Records from a collection
·····
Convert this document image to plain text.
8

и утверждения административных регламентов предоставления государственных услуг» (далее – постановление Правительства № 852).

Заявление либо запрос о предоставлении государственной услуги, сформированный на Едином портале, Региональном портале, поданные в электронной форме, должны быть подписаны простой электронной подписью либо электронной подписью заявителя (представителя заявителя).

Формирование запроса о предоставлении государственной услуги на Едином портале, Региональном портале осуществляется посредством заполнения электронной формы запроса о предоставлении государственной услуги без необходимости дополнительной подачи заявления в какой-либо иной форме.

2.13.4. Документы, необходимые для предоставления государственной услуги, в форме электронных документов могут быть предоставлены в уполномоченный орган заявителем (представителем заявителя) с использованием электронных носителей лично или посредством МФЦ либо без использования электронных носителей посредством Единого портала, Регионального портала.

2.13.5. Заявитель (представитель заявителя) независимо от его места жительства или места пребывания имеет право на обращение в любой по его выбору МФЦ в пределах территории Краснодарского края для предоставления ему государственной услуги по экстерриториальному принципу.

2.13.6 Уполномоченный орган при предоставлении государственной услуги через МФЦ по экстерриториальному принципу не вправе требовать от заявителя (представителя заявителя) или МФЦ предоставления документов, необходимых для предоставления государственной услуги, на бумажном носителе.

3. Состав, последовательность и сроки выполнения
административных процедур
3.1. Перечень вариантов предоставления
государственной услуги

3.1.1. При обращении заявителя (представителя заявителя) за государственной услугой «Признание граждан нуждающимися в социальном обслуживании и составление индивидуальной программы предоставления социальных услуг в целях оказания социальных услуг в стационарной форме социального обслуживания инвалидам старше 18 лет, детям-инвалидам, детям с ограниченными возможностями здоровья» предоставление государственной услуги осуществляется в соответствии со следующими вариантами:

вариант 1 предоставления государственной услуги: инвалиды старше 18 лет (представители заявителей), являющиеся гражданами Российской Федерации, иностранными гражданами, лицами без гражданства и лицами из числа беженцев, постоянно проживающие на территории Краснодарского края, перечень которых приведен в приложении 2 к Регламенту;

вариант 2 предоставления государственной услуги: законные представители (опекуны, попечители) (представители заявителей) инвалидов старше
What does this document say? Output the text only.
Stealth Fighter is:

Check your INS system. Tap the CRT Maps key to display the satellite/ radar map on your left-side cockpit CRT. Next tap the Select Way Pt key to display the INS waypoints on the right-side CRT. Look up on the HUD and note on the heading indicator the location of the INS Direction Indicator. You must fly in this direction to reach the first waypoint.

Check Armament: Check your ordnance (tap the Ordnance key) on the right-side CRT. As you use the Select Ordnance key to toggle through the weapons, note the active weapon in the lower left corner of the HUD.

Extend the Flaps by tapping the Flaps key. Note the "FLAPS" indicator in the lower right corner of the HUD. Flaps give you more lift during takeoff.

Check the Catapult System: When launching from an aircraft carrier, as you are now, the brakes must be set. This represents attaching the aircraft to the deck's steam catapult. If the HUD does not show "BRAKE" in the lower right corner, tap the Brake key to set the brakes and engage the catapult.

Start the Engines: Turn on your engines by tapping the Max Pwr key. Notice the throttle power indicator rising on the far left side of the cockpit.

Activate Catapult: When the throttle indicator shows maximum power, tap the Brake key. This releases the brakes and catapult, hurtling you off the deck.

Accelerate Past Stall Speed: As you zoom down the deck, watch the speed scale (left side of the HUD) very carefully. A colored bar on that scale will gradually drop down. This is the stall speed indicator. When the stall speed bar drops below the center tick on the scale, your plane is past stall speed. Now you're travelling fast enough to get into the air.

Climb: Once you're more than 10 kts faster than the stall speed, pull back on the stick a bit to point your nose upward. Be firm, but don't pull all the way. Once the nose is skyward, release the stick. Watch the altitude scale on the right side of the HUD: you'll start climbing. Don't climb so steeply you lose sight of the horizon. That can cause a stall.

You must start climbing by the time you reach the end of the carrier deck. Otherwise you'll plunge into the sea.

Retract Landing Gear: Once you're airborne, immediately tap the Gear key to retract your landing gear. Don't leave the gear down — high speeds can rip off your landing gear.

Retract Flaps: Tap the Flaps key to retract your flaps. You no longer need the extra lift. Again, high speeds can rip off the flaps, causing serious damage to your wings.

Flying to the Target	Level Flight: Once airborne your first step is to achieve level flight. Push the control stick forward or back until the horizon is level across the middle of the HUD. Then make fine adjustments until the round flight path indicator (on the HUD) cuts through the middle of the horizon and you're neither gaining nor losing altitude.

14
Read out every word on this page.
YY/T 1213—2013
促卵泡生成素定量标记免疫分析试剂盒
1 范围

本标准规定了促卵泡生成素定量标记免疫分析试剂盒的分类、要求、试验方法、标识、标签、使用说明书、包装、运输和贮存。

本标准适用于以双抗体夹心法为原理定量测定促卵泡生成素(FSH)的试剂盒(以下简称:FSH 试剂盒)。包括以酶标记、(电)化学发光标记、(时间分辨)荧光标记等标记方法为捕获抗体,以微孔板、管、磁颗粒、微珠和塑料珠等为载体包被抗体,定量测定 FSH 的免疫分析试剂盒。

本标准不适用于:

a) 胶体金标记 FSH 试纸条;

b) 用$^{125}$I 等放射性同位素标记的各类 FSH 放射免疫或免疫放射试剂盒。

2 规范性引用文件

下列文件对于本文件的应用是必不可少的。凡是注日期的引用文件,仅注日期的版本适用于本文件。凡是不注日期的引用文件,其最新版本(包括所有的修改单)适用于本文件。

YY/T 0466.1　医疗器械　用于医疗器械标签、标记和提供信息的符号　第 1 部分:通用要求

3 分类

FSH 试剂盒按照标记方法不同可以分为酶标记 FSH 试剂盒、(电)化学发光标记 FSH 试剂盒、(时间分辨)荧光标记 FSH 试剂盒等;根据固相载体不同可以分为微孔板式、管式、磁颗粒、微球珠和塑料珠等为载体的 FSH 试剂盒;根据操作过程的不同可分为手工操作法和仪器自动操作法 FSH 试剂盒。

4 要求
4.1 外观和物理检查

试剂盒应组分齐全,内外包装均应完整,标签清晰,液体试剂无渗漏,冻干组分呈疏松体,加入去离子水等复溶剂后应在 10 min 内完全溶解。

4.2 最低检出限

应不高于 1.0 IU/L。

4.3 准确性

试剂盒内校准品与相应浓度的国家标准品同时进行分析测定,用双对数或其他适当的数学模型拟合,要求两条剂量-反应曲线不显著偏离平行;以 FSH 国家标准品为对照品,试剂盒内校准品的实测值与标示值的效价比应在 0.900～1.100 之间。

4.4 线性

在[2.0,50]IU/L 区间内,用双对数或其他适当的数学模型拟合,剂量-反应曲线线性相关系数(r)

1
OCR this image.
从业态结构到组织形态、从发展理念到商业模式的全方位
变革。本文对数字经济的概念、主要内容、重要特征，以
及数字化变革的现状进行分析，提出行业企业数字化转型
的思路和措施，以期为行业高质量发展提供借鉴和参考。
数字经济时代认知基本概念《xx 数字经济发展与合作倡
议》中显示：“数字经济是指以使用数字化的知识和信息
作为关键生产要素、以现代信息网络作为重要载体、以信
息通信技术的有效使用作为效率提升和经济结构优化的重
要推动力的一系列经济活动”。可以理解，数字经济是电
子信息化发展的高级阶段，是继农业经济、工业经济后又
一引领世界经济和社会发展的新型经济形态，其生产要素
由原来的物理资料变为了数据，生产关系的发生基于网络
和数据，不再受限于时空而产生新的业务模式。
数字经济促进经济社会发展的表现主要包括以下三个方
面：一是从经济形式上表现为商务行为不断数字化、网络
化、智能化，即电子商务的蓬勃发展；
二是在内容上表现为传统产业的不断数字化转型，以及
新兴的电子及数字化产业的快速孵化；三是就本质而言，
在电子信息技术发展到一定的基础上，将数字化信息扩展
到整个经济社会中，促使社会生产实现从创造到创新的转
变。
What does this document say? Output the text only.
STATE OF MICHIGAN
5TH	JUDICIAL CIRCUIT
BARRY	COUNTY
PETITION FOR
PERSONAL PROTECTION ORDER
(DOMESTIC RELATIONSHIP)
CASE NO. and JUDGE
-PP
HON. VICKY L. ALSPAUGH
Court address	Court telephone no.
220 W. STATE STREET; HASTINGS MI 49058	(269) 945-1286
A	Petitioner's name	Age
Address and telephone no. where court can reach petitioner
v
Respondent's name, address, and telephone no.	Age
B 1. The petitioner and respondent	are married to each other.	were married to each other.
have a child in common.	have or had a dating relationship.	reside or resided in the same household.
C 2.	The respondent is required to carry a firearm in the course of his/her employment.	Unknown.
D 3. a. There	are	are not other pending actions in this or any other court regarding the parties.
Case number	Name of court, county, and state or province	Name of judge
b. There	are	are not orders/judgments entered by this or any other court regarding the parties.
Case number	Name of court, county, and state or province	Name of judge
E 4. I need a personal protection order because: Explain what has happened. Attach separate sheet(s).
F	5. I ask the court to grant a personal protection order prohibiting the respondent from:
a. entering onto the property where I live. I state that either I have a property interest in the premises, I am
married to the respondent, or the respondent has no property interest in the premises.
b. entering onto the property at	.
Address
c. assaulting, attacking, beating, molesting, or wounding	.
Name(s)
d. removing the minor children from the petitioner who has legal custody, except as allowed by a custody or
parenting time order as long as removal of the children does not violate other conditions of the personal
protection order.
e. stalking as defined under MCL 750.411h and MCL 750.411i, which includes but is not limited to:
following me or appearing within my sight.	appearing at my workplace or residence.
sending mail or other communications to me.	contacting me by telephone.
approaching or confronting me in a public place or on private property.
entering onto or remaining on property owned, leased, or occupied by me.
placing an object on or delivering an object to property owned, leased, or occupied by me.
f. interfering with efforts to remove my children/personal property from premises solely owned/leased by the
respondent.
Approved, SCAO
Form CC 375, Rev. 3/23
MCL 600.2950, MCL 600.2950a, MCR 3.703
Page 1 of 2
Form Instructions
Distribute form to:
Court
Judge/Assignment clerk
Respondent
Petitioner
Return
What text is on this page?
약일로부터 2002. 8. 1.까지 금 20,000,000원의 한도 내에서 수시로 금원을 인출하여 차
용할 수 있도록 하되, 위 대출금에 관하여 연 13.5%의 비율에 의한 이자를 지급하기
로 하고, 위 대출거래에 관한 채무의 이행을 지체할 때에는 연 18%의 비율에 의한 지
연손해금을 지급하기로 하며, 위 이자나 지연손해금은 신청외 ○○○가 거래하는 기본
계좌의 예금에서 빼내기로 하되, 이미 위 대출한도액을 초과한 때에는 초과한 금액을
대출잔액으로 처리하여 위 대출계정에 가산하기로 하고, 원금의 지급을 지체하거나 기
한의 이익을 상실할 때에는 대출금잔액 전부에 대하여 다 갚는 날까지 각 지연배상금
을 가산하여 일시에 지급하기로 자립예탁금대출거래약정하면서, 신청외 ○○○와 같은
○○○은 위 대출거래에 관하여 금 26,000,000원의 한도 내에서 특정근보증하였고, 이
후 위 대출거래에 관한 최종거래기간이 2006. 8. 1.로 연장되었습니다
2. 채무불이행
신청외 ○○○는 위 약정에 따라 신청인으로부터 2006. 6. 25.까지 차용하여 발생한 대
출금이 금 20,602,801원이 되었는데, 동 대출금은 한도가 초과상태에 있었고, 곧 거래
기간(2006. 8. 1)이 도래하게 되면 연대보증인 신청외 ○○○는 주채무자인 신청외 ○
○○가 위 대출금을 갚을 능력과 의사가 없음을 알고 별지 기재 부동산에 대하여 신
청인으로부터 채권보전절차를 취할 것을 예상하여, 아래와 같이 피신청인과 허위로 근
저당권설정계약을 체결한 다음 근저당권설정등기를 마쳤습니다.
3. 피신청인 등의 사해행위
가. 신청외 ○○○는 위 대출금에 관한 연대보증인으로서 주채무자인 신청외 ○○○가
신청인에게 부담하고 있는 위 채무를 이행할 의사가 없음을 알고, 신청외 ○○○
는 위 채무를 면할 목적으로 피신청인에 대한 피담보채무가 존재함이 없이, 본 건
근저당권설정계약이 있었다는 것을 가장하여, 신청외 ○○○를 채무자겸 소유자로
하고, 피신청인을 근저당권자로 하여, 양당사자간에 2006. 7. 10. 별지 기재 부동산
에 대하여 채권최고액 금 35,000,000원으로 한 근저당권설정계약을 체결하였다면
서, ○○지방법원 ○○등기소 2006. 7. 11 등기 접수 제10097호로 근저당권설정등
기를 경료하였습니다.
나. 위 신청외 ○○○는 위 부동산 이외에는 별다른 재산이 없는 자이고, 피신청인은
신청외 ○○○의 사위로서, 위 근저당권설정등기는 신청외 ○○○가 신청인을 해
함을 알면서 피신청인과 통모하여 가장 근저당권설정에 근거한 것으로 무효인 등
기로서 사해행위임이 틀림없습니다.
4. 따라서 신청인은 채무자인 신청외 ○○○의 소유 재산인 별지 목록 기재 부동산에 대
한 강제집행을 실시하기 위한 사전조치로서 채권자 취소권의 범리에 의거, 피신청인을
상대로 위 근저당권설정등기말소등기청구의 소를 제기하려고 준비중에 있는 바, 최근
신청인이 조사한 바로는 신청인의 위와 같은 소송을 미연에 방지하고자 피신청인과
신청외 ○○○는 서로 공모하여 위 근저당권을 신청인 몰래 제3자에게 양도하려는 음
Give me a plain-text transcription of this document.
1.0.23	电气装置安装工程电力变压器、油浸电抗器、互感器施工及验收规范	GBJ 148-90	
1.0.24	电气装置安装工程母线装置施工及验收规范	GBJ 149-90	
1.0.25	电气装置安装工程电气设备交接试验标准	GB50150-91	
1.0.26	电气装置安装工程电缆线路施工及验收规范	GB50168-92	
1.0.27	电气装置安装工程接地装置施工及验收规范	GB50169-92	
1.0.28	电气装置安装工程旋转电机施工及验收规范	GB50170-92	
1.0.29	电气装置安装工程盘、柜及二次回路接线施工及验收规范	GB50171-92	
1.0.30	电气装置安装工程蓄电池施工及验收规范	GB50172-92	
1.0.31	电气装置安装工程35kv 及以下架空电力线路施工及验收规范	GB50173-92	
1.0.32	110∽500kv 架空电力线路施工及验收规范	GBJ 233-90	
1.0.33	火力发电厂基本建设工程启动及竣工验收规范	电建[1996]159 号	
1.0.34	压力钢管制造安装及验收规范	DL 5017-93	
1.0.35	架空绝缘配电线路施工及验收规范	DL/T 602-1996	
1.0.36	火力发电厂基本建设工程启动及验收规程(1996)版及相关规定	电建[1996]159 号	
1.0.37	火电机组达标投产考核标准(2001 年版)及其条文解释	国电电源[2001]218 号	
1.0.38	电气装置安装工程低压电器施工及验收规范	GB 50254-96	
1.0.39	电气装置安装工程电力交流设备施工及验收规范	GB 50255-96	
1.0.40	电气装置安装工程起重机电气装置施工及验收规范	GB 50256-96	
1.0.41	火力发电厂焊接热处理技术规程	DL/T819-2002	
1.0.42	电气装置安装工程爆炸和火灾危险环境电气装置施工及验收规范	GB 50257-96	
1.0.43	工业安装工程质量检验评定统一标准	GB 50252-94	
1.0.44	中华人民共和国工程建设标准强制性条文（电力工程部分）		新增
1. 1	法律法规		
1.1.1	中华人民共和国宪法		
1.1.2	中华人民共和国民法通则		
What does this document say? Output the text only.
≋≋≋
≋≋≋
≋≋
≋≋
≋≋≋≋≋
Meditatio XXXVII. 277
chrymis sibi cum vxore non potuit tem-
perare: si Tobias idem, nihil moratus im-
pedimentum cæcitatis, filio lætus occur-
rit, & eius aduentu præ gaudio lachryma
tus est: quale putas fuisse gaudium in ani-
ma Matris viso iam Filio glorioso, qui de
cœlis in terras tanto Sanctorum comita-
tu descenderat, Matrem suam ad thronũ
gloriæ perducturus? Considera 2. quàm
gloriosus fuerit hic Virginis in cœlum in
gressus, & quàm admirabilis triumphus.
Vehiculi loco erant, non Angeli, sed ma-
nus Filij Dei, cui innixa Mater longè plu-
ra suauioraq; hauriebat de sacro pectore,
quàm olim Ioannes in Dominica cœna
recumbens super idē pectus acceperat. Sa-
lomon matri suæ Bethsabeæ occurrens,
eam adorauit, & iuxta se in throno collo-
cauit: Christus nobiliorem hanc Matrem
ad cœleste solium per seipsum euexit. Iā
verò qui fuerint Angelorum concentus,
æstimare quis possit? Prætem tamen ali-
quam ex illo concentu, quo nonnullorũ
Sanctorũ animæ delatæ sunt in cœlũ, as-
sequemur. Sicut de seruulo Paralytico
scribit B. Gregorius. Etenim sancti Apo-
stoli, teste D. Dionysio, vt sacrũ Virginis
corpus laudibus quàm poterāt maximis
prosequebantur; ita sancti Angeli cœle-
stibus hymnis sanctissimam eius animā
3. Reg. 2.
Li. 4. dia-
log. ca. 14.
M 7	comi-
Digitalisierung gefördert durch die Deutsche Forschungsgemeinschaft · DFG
·····
Written instruction
Look through the data and gather every line with the string "reach" in it.

Completed exercise
Check your INS system. Tap the CRT Maps key to display the satellite/ radar map on your left-side cockpit CRT. Next tap the Select Way Pt key to display the INS waypoints on the right-side CRT. Look up on the HUD and note on the heading indicator the location of the INS Direction Indicator. You must fly in this direction to reach the first waypoint.
You must start climbing by the time you reach the end of the carrier deck. Otherwise you'll plunge into the sea.
Address and telephone no. where court can reach petitioner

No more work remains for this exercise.